- **Exercise objective**
Read the lines below. Copy out any that hold the string "ифтихорӣ".

- **Extracted material**
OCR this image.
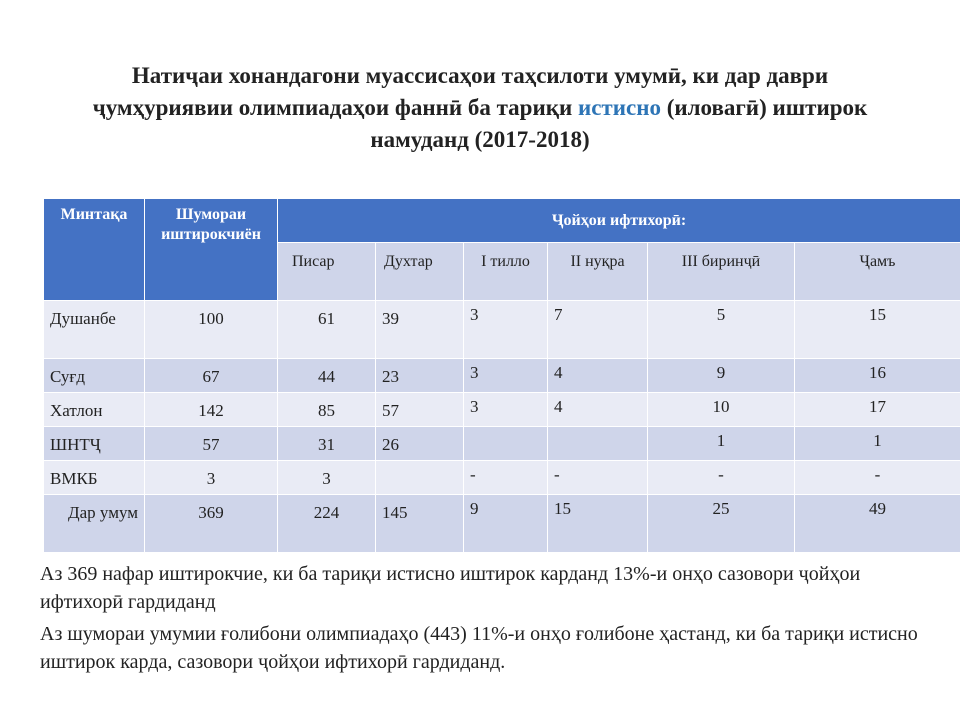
Натиҷаи хонандагони муассисаҳои таҳсилоти умумӣ, ки дар даври ҷумҳуриявии олимпиадаҳои фаннӣ ба тариқи истисно (иловагӣ) иштирок намуданд (2017-2018)
Минтақа	Шумораи иштирокчиён	Ҷойҳои ифтихорӣ:					
		Писар	Духтар	I тилло	II нуқра	III биринҷӣ	Ҷамъ
Душанбе	100	61	39	3	7	5	15
Суғд	67	44	23	3	4	9	16
Хатлон	142	85	57	3	4	10	17
ШНТҶ	57	31	26			1	1
ВМКБ	3	3		-	-	-	-
Дар умум	369	224	145	9	15	25	49
Аз 369 нафар иштирокчие, ки ба тариқи истисно иштирок карданд 13%-и онҳо сазовори ҷойҳои ифтихорӣ гардиданд
Аз шумораи умумии ғолибони олимпиадаҳо (443) 11%-и онҳо ғолибоне ҳастанд, ки ба тариқи истисно иштирок карда, сазовори ҷойҳои ифтихорӣ гардиданд.
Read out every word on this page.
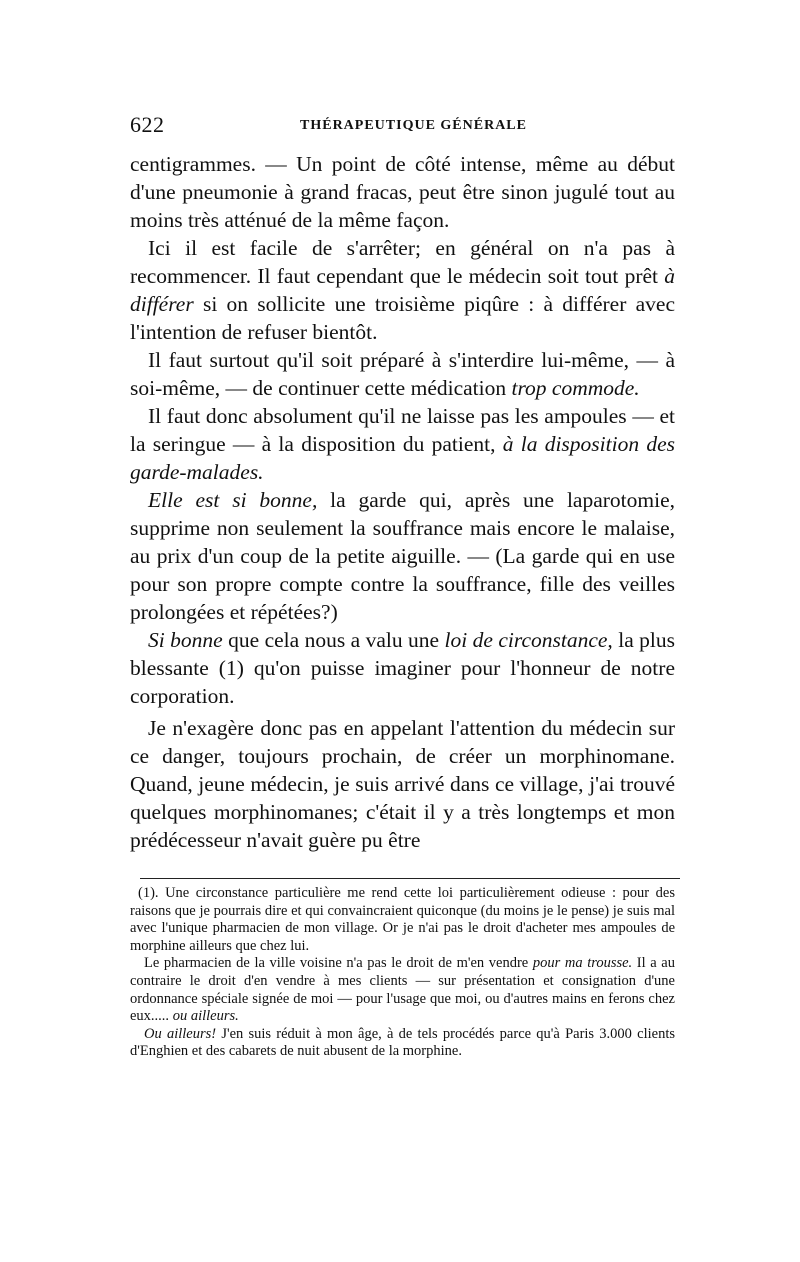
622	THÉRAPEUTIQUE GÉNÉRALE

centigrammes. — Un point de côté intense, même au début d'une pneumonie à grand fracas, peut être sinon jugulé tout au moins très atténué de la même façon.

Ici il est facile de s'arrêter; en général on n'a pas à recommencer. Il faut cependant que le médecin soit tout prêt à différer si on sollicite une troisième piqûre : à différer avec l'intention de refuser bientôt.

Il faut surtout qu'il soit préparé à s'interdire lui-même, — à soi-même, — de continuer cette médication trop commode.

Il faut donc absolument qu'il ne laisse pas les ampoules — et la seringue — à la disposition du patient, à la disposition des garde-malades.

Elle est si bonne, la garde qui, après une laparotomie, supprime non seulement la souffrance mais encore le malaise, au prix d'un coup de la petite aiguille. — (La garde qui en use pour son propre compte contre la souffrance, fille des veilles prolongées et répétées?)

Si bonne que cela nous a valu une loi de circonstance, la plus blessante (1) qu'on puisse imaginer pour l'honneur de notre corporation.

Je n'exagère donc pas en appelant l'attention du médecin sur ce danger, toujours prochain, de créer un morphinomane. Quand, jeune médecin, je suis arrivé dans ce village, j'ai trouvé quelques morphinomanes; c'était il y a très longtemps et mon prédécesseur n'avait guère pu être

(1). Une circonstance particulière me rend cette loi particulièrement odieuse : pour des raisons que je pourrais dire et qui convaincraient quiconque (du moins je le pense) je suis mal avec l'unique pharmacien de mon village. Or je n'ai pas le droit d'acheter mes ampoules de morphine ailleurs que chez lui.

Le pharmacien de la ville voisine n'a pas le droit de m'en vendre pour ma trousse. Il a au contraire le droit d'en vendre à mes clients — sur présentation et consignation d'une ordonnance spéciale signée de moi — pour l'usage que moi, ou d'autres mains en ferons chez eux..... ou ailleurs.

Ou ailleurs! J'en suis réduit à mon âge, à de tels procédés parce qu'à Paris 3.000 clients d'Enghien et des cabarets de nuit abusent de la morphine.
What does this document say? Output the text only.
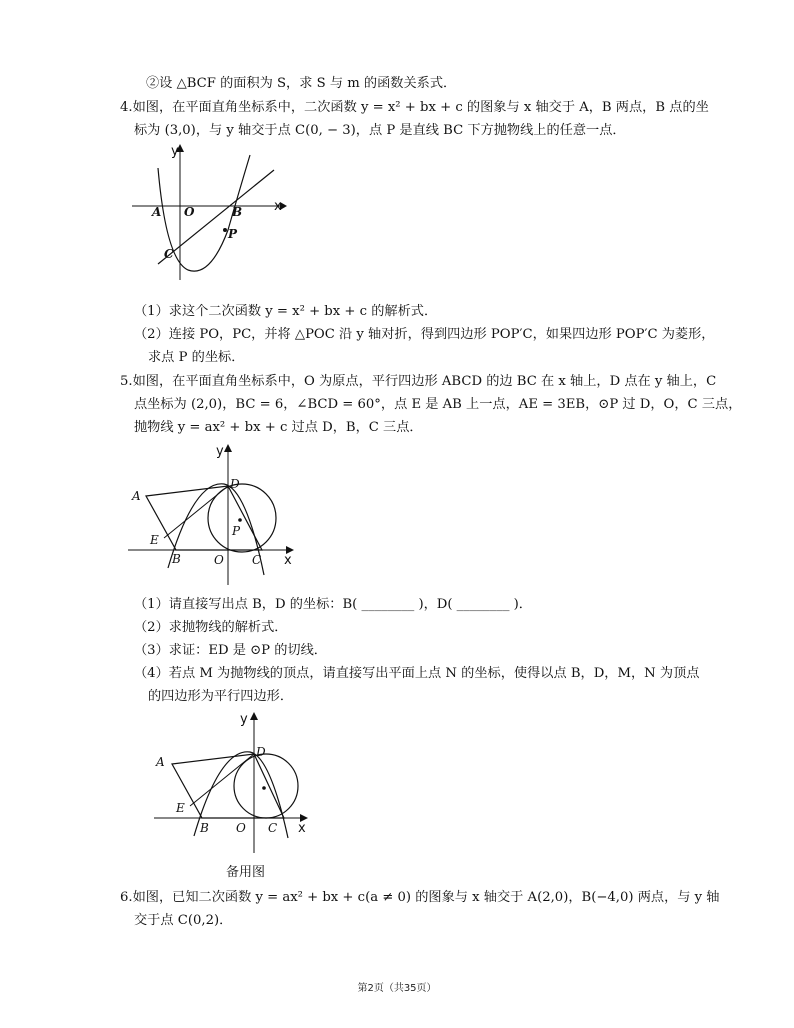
②设 △BCF 的面积为 S，求 S 与 m 的函数关系式．
4.如图，在平面直角坐标系中，二次函数 y = x² + bx + c 的图象与 x 轴交于 A，B 两点，B 点的坐
标为 (3,0)，与 y 轴交于点 C(0, − 3)，点 P 是直线 BC 下方抛物线上的任意一点．
x
y
A O	B
C
P
（1）求这个二次函数 y = x² + bx + c 的解析式．
（2）连接 PO，PC，并将 △POC 沿 y 轴对折，得到四边形 POP′C，如果四边形 POP′C 为菱形，
求点 P 的坐标．
5.如图，在平面直角坐标系中，O 为原点，平行四边形 ABCD 的边 BC 在 x 轴上，D 点在 y 轴上，C
点坐标为 (2,0)，BC = 6，∠BCD = 60°，点 E 是 AB 上一点，AE = 3EB，⊙P 过 D，O，C 三点，
抛物线 y = ax² + bx + c 过点 D，B，C 三点．
x
y
A
B	C
D
E
O
P
（1）请直接写出点 B，D 的坐标：B( ________ )，D( ________ )．
（2）求抛物线的解析式．
（3）求证：ED 是 ⊙P 的切线．
（4）若点 M 为抛物线的顶点，请直接写出平面上点 N 的坐标，使得以点 B，D，M，N 为顶点
的四边形为平行四边形．
x
y
A
B	C
D
E
O
备用图
6.如图，已知二次函数 y = ax² + bx + c(a ≠ 0) 的图象与 x 轴交于 A(2,0)，B(−4,0) 两点，与 y 轴
交于点 C(0,2)．
第2页（共35页）
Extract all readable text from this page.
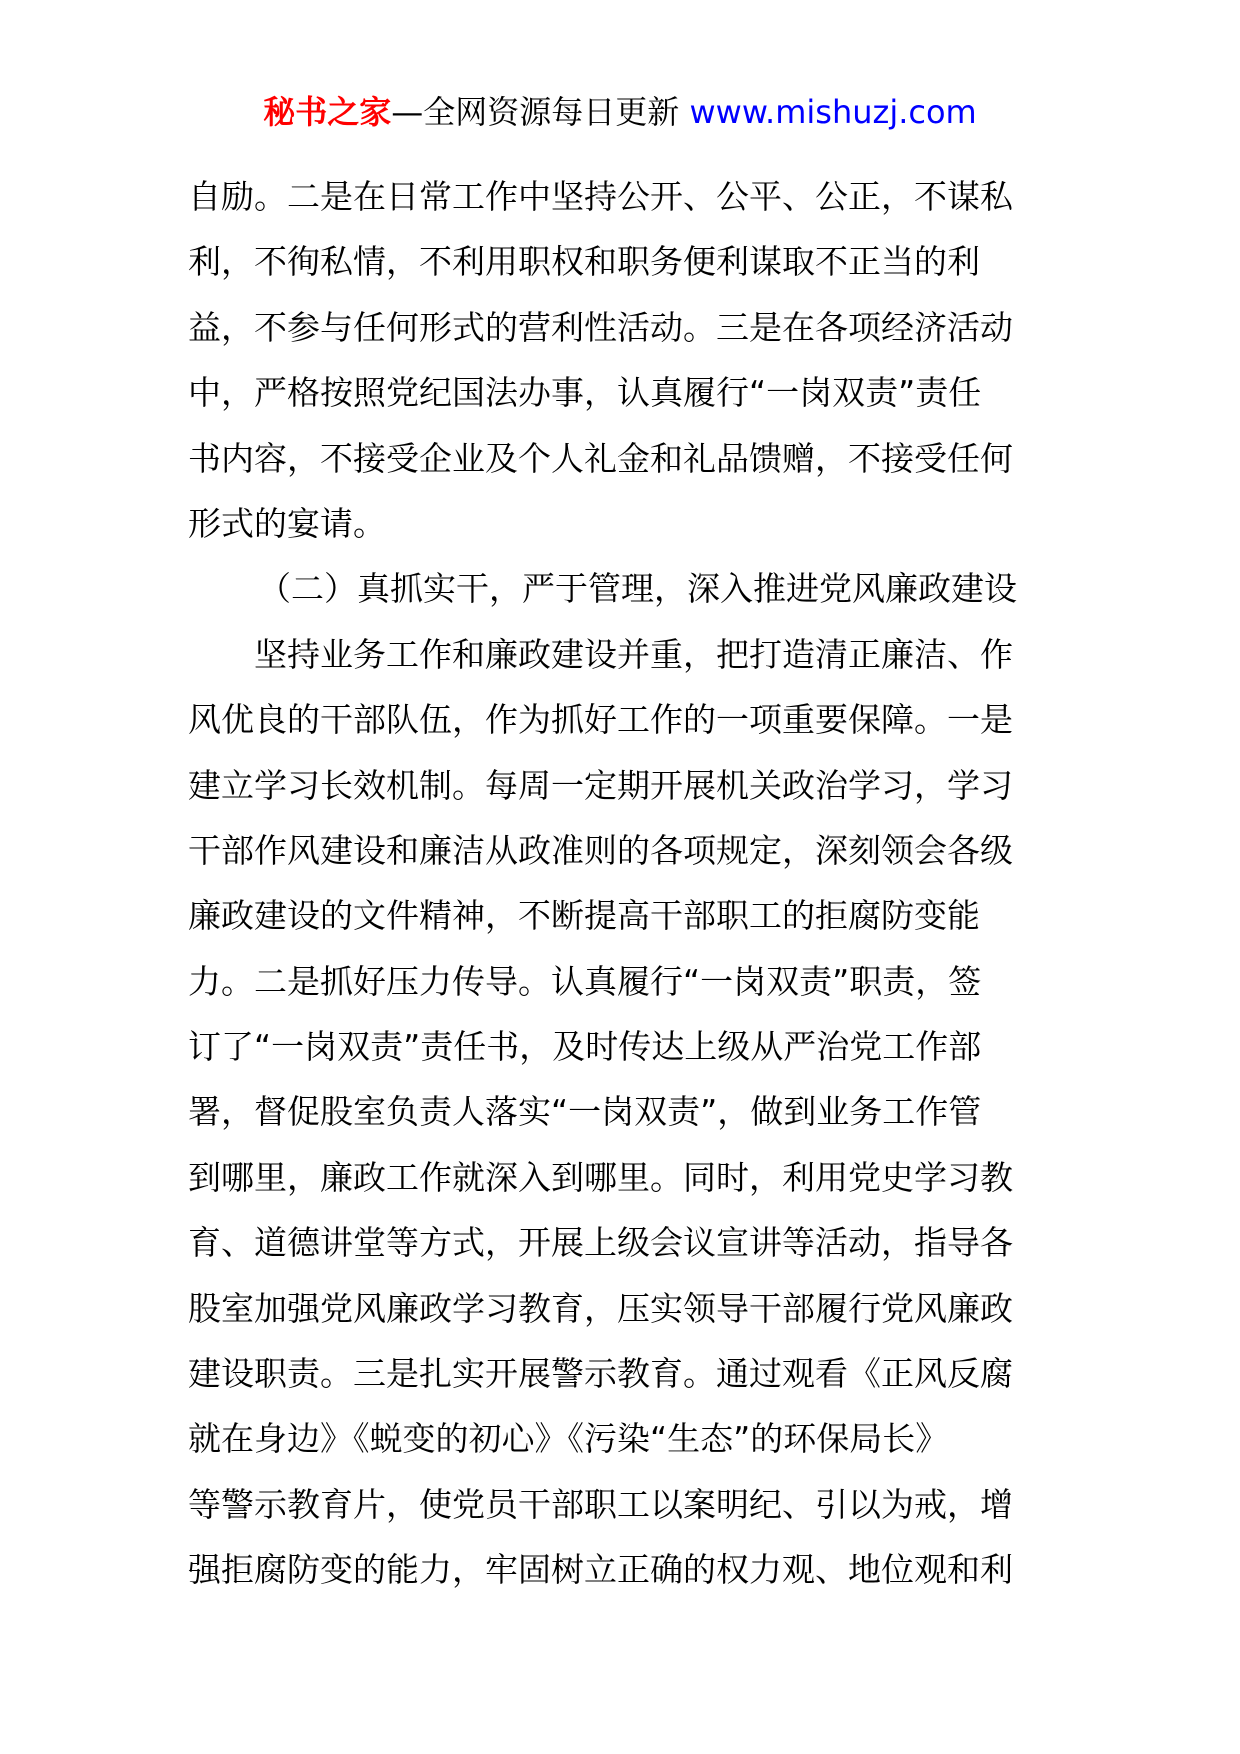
秘书之家—全网资源每日更新 www.mishuzj.com
自励。二是在日常工作中坚持公开、公平、公正，不谋私
利，不徇私情，不利用职权和职务便利谋取不正当的利
益，不参与任何形式的营利性活动。三是在各项经济活动
中，严格按照党纪国法办事，认真履行“一岗双责”责任
书内容，不接受企业及个人礼金和礼品馈赠，不接受任何
形式的宴请。
（二）真抓实干，严于管理，深入推进党风廉政建设
坚持业务工作和廉政建设并重，把打造清正廉洁、作
风优良的干部队伍，作为抓好工作的一项重要保障。一是
建立学习长效机制。每周一定期开展机关政治学习，学习
干部作风建设和廉洁从政准则的各项规定，深刻领会各级
廉政建设的文件精神，不断提高干部职工的拒腐防变能
力。二是抓好压力传导。认真履行“一岗双责”职责，签
订了“一岗双责”责任书，及时传达上级从严治党工作部
署，督促股室负责人落实“一岗双责”，做到业务工作管
到哪里，廉政工作就深入到哪里。同时，利用党史学习教
育、道德讲堂等方式，开展上级会议宣讲等活动，指导各
股室加强党风廉政学习教育，压实领导干部履行党风廉政
建设职责。三是扎实开展警示教育。通过观看《正风反腐
就在身边》《蜕变的初心》《污染“生态”的环保局长》
等警示教育片，使党员干部职工以案明纪、引以为戒，增
强拒腐防变的能力，牢固树立正确的权力观、地位观和利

- **Result of this task**
Минтақа	Шумораи иштирокчиён	Ҷойҳои ифтихорӣ:					
Аз 369 нафар иштирокчие, ки ба тариқи истисно иштирок карданд 13%-и онҳо сазовори ҷойҳои ифтихорӣ гардиданд
Аз шумораи умумии ғолибони олимпиадаҳо (443) 11%-и онҳо ғолибоне ҳастанд, ки ба тариқи истисно иштирок карда, сазовори ҷойҳои ифтихорӣ гардиданд.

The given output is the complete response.